**MATERIAL SUPPLIED:**
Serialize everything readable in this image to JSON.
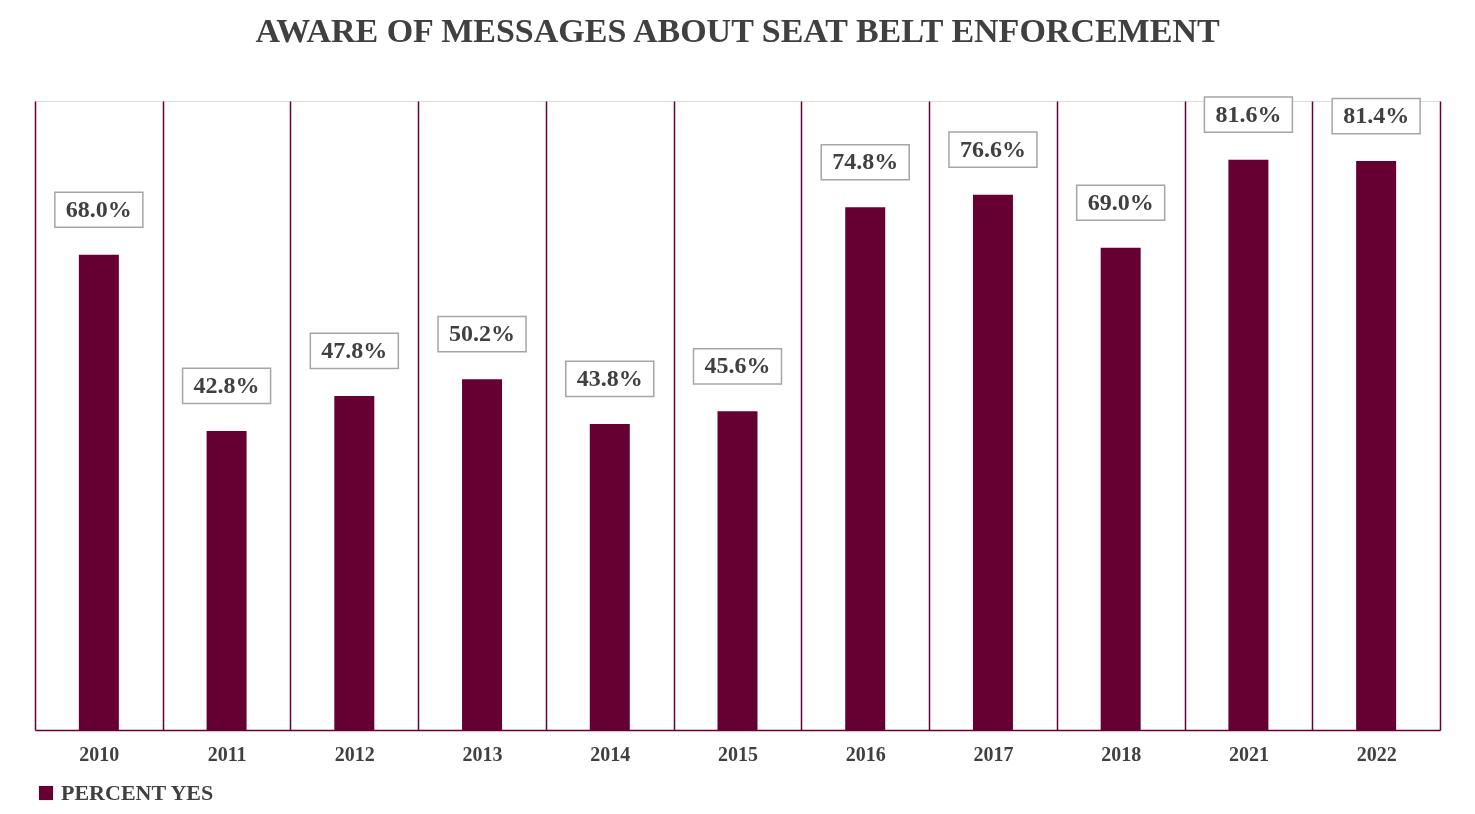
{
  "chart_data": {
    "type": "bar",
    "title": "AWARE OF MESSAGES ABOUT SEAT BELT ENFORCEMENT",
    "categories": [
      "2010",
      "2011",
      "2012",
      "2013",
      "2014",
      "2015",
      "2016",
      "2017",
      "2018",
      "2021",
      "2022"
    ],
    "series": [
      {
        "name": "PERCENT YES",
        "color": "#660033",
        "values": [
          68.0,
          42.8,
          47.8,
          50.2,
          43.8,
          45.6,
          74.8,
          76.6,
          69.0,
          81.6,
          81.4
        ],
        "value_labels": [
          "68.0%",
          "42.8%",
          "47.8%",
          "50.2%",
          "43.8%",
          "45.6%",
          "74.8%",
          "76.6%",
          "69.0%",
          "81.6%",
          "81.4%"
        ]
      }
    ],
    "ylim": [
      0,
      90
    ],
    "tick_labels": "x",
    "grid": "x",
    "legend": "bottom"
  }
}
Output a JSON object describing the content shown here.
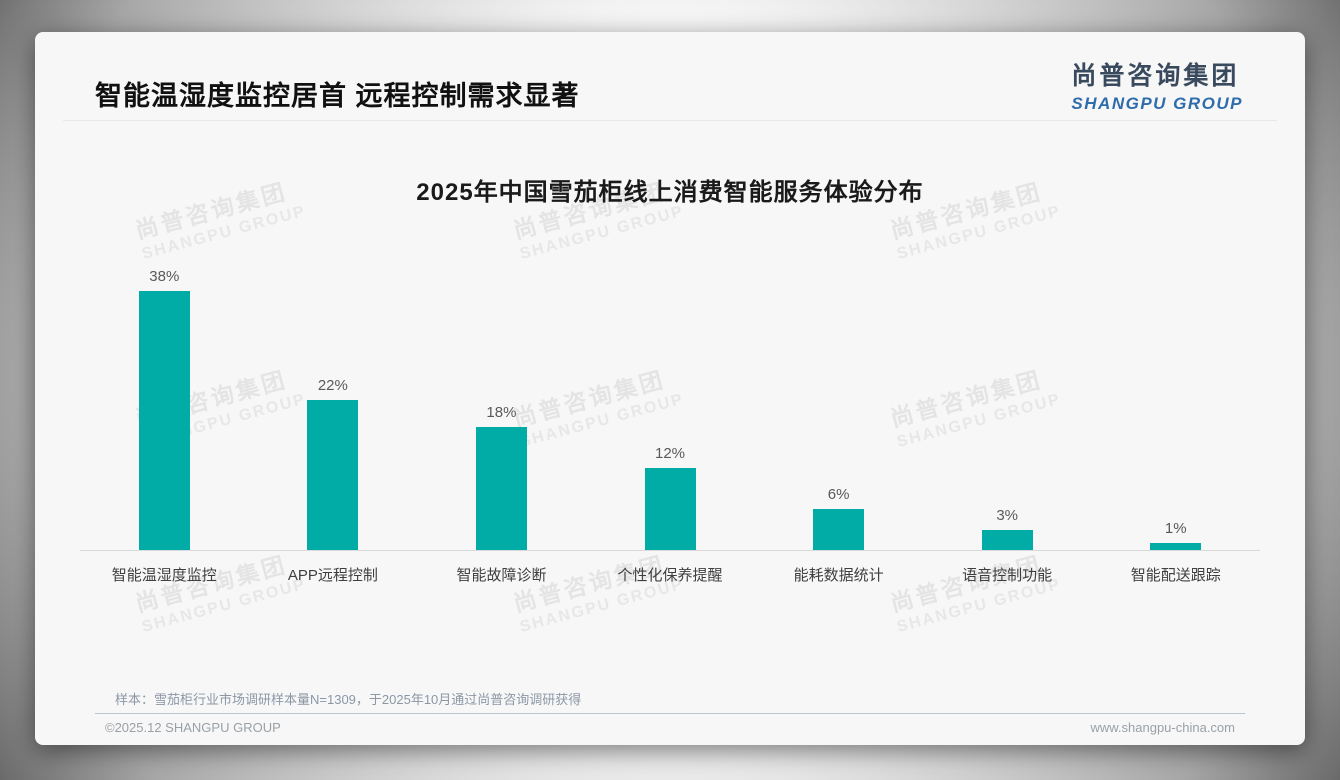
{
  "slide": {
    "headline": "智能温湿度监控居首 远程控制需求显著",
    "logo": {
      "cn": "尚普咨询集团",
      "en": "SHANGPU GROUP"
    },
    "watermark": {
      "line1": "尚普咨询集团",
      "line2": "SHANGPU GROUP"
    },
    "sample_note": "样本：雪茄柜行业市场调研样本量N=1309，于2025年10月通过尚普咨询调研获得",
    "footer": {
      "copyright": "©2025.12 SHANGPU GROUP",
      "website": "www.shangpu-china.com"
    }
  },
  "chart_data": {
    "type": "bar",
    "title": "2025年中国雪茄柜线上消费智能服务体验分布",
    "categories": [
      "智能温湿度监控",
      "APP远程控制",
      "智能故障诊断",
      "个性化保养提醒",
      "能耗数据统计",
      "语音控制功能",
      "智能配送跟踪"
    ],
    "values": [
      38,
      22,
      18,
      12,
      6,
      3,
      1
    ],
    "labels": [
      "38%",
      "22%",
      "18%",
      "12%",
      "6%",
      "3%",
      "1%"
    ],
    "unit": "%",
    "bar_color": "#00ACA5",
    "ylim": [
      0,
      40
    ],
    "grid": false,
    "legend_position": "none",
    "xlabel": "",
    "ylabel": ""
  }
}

**TASK:** Pick out the lines containing the string "title" and show them.

**OUTPUT FOR THIS EXERCISE:**
    "title": "AWARE OF MESSAGES ABOUT SEAT BELT ENFORCEMENT",
    "title": "2025年中国雪茄柜线上消费智能服务体验分布",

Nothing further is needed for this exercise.